**Exercise aim**
Copy out every line of the records below exactly as they appear, leaving out the pictures.

**Task input**
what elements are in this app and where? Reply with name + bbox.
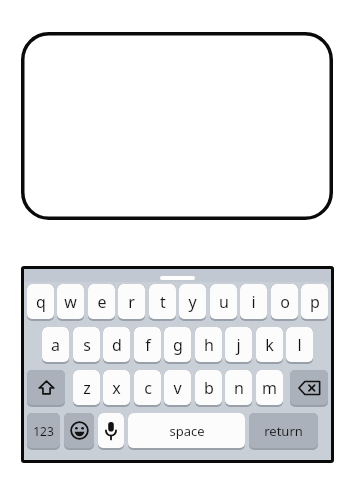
button[interactable]: m xyxy=(256,370,283,407)
staticText: v xyxy=(173,377,182,399)
staticText: d xyxy=(112,334,122,356)
staticText: r xyxy=(128,291,135,313)
staticText: i xyxy=(251,291,256,313)
staticText: l xyxy=(297,334,302,356)
button[interactable]: Backspace xyxy=(290,370,328,407)
button[interactable]: d xyxy=(103,327,130,364)
button[interactable]: f xyxy=(134,327,161,364)
button[interactable]: Voice input xyxy=(98,413,124,450)
staticText: return xyxy=(264,422,303,440)
staticText: m xyxy=(262,377,277,399)
staticText: 123 xyxy=(33,423,54,439)
staticText: space xyxy=(169,422,205,440)
staticText: s xyxy=(83,334,91,356)
button[interactable]: p xyxy=(301,284,328,321)
button[interactable]: 123 xyxy=(27,413,60,450)
button[interactable]: o xyxy=(271,284,298,321)
staticText: q xyxy=(36,291,46,313)
button[interactable]: q xyxy=(27,284,54,321)
button[interactable]: r xyxy=(118,284,145,321)
button[interactable]: c xyxy=(134,370,161,407)
button[interactable]: n xyxy=(225,370,252,407)
button[interactable]: j xyxy=(225,327,252,364)
button[interactable]: i xyxy=(240,284,267,321)
staticText: x xyxy=(112,377,121,399)
staticText: j xyxy=(236,334,241,356)
staticText: y xyxy=(188,291,197,313)
staticText: f xyxy=(145,334,151,356)
button[interactable]: g xyxy=(164,327,191,364)
button[interactable]: s xyxy=(73,327,100,364)
button[interactable]: Keyboard handle xyxy=(160,276,195,280)
button[interactable]: space xyxy=(128,413,245,450)
button[interactable]: x xyxy=(103,370,130,407)
button[interactable]: l xyxy=(286,327,313,364)
staticText: n xyxy=(234,377,244,399)
button[interactable]: t xyxy=(149,284,176,321)
staticText: o xyxy=(280,291,290,313)
button[interactable]: u xyxy=(210,284,237,321)
button[interactable]: Text field xyxy=(19,30,335,222)
button[interactable]: b xyxy=(195,370,222,407)
staticText: e xyxy=(97,291,107,313)
button[interactable]: w xyxy=(57,284,84,321)
button[interactable]: y xyxy=(179,284,206,321)
button[interactable]: h xyxy=(195,327,222,364)
button[interactable]: return xyxy=(249,413,318,450)
staticText: h xyxy=(204,334,214,356)
staticText: k xyxy=(265,334,274,356)
staticText: g xyxy=(173,334,183,356)
button[interactable]: z xyxy=(73,370,100,407)
button[interactable]: k xyxy=(256,327,283,364)
staticText: a xyxy=(51,334,60,356)
staticText: t xyxy=(160,291,166,313)
button[interactable]: Shift xyxy=(27,370,65,407)
button[interactable]: Emoji xyxy=(64,413,94,450)
staticText: z xyxy=(83,377,91,399)
staticText: c xyxy=(144,377,152,399)
staticText: b xyxy=(204,377,214,399)
button[interactable]: e xyxy=(88,284,115,321)
staticText: w xyxy=(64,291,77,313)
staticText: p xyxy=(310,291,320,313)
button[interactable]: v xyxy=(164,370,191,407)
button[interactable]: a xyxy=(42,327,69,364)
staticText: u xyxy=(219,291,229,313)
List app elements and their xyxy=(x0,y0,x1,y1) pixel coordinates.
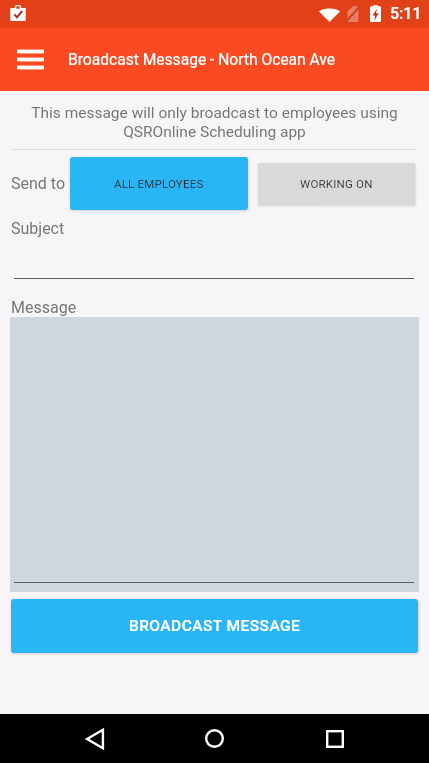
button[interactable]: BROADCAST MESSAGE xyxy=(11,599,418,653)
staticText: Subject xyxy=(11,219,65,238)
button[interactable]: Back xyxy=(65,714,125,763)
button[interactable]: Open navigation menu xyxy=(4,34,56,86)
button[interactable]: Recent apps xyxy=(305,714,365,763)
staticText: ALL EMPLOYEES xyxy=(114,177,204,190)
staticText: Message xyxy=(11,298,77,317)
staticText: BROADCAST MESSAGE xyxy=(129,617,301,635)
button[interactable]: WORKING ON xyxy=(258,163,415,205)
button[interactable]: Home xyxy=(184,714,244,763)
staticText: 5:11 xyxy=(390,4,422,23)
staticText: WORKING ON xyxy=(300,177,373,190)
staticText: This message will only broadcast to empl… xyxy=(25,104,404,141)
staticText: Send to xyxy=(11,174,66,193)
button[interactable]: ALL EMPLOYEES xyxy=(70,157,248,210)
staticText: Broadcast Message - North Ocean Ave xyxy=(68,51,336,69)
button[interactable] xyxy=(10,317,419,592)
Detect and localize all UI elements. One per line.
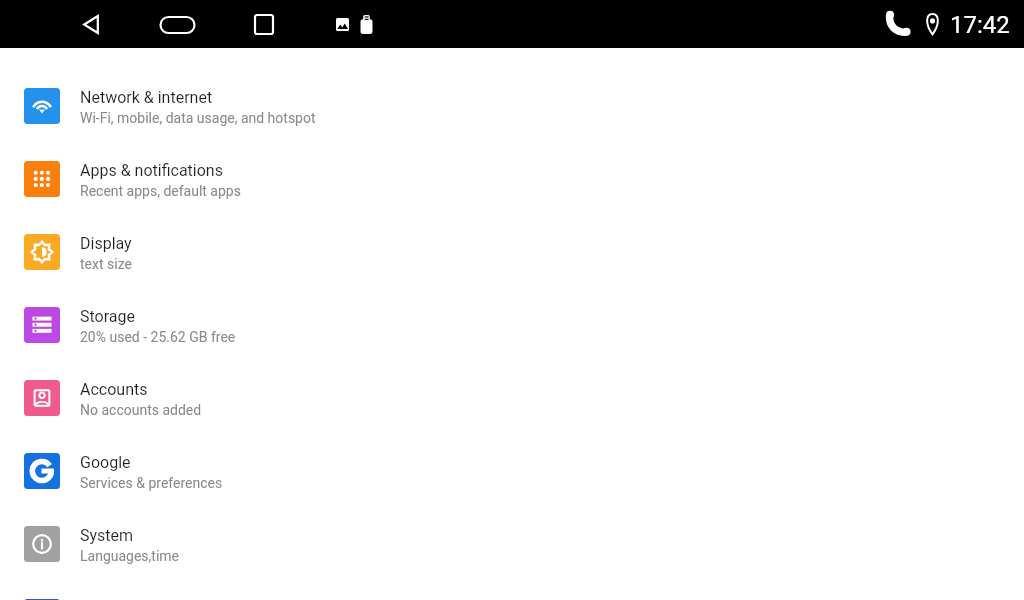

**Exercise answer**
what elements are in this app and where? Reply with name + bbox.
button[interactable]: m xyxy=(256,370,283,407)
staticText: v xyxy=(173,377,182,399)
staticText: d xyxy=(112,334,122,356)
staticText: r xyxy=(128,291,135,313)
staticText: i xyxy=(251,291,256,313)
staticText: l xyxy=(297,334,302,356)
button[interactable]: Backspace xyxy=(290,370,328,407)
button[interactable]: d xyxy=(103,327,130,364)
button[interactable]: f xyxy=(134,327,161,364)
button[interactable]: Voice input xyxy=(98,413,124,450)
staticText: return xyxy=(264,422,303,440)
staticText: m xyxy=(262,377,277,399)
staticText: 123 xyxy=(33,423,54,439)
staticText: space xyxy=(169,422,205,440)
staticText: s xyxy=(83,334,91,356)
button[interactable]: p xyxy=(301,284,328,321)
button[interactable]: 123 xyxy=(27,413,60,450)
button[interactable]: o xyxy=(271,284,298,321)
staticText: q xyxy=(36,291,46,313)
button[interactable]: q xyxy=(27,284,54,321)
button[interactable]: r xyxy=(118,284,145,321)
button[interactable]: c xyxy=(134,370,161,407)
button[interactable]: n xyxy=(225,370,252,407)
button[interactable]: j xyxy=(225,327,252,364)
button[interactable]: i xyxy=(240,284,267,321)
staticText: x xyxy=(112,377,121,399)
staticText: j xyxy=(236,334,241,356)
staticText: y xyxy=(188,291,197,313)
staticText: f xyxy=(145,334,151,356)
button[interactable]: g xyxy=(164,327,191,364)
button[interactable]: s xyxy=(73,327,100,364)
button[interactable]: Keyboard handle xyxy=(160,276,195,280)
button[interactable]: space xyxy=(128,413,245,450)
button[interactable]: x xyxy=(103,370,130,407)
button[interactable]: l xyxy=(286,327,313,364)
staticText: n xyxy=(234,377,244,399)
button[interactable]: t xyxy=(149,284,176,321)
staticText: o xyxy=(280,291,290,313)
button[interactable]: u xyxy=(210,284,237,321)
button[interactable]: Text field xyxy=(19,30,335,222)
button[interactable]: b xyxy=(195,370,222,407)
staticText: e xyxy=(97,291,107,313)
button[interactable]: w xyxy=(57,284,84,321)
button[interactable]: y xyxy=(179,284,206,321)
button[interactable]: h xyxy=(195,327,222,364)
button[interactable]: return xyxy=(249,413,318,450)
staticText: h xyxy=(204,334,214,356)
staticText: k xyxy=(265,334,274,356)
staticText: g xyxy=(173,334,183,356)
button[interactable]: z xyxy=(73,370,100,407)
button[interactable]: k xyxy=(256,327,283,364)
staticText: a xyxy=(51,334,60,356)
staticText: t xyxy=(160,291,166,313)
button[interactable]: Shift xyxy=(27,370,65,407)
button[interactable]: Emoji xyxy=(64,413,94,450)
staticText: z xyxy=(83,377,91,399)
staticText: c xyxy=(144,377,152,399)
staticText: b xyxy=(204,377,214,399)
button[interactable]: e xyxy=(88,284,115,321)
staticText: w xyxy=(64,291,77,313)
staticText: p xyxy=(310,291,320,313)
button[interactable]: v xyxy=(164,370,191,407)
button[interactable]: a xyxy=(42,327,69,364)
staticText: u xyxy=(219,291,229,313)
List app elements and their xyxy=(x0,y0,x1,y1) pixel coordinates.
button[interactable]: BROADCAST MESSAGE xyxy=(11,599,418,653)
staticText: Subject xyxy=(11,219,65,238)
button[interactable]: Back xyxy=(65,714,125,763)
button[interactable]: Open navigation menu xyxy=(4,34,56,86)
button[interactable]: Recent apps xyxy=(305,714,365,763)
staticText: ALL EMPLOYEES xyxy=(114,177,204,190)
staticText: Message xyxy=(11,298,77,317)
staticText: BROADCAST MESSAGE xyxy=(129,617,301,635)
button[interactable]: WORKING ON xyxy=(258,163,415,205)
button[interactable]: Home xyxy=(184,714,244,763)
staticText: 5:11 xyxy=(390,4,422,23)
staticText: WORKING ON xyxy=(300,177,373,190)
staticText: This message will only broadcast to empl… xyxy=(25,104,404,141)
staticText: Send to xyxy=(11,174,66,193)
button[interactable]: ALL EMPLOYEES xyxy=(70,157,248,210)
staticText: Broadcast Message - North Ocean Ave xyxy=(68,51,336,69)
button[interactable] xyxy=(10,317,419,592)
Detect and localize all UI elements. One per line.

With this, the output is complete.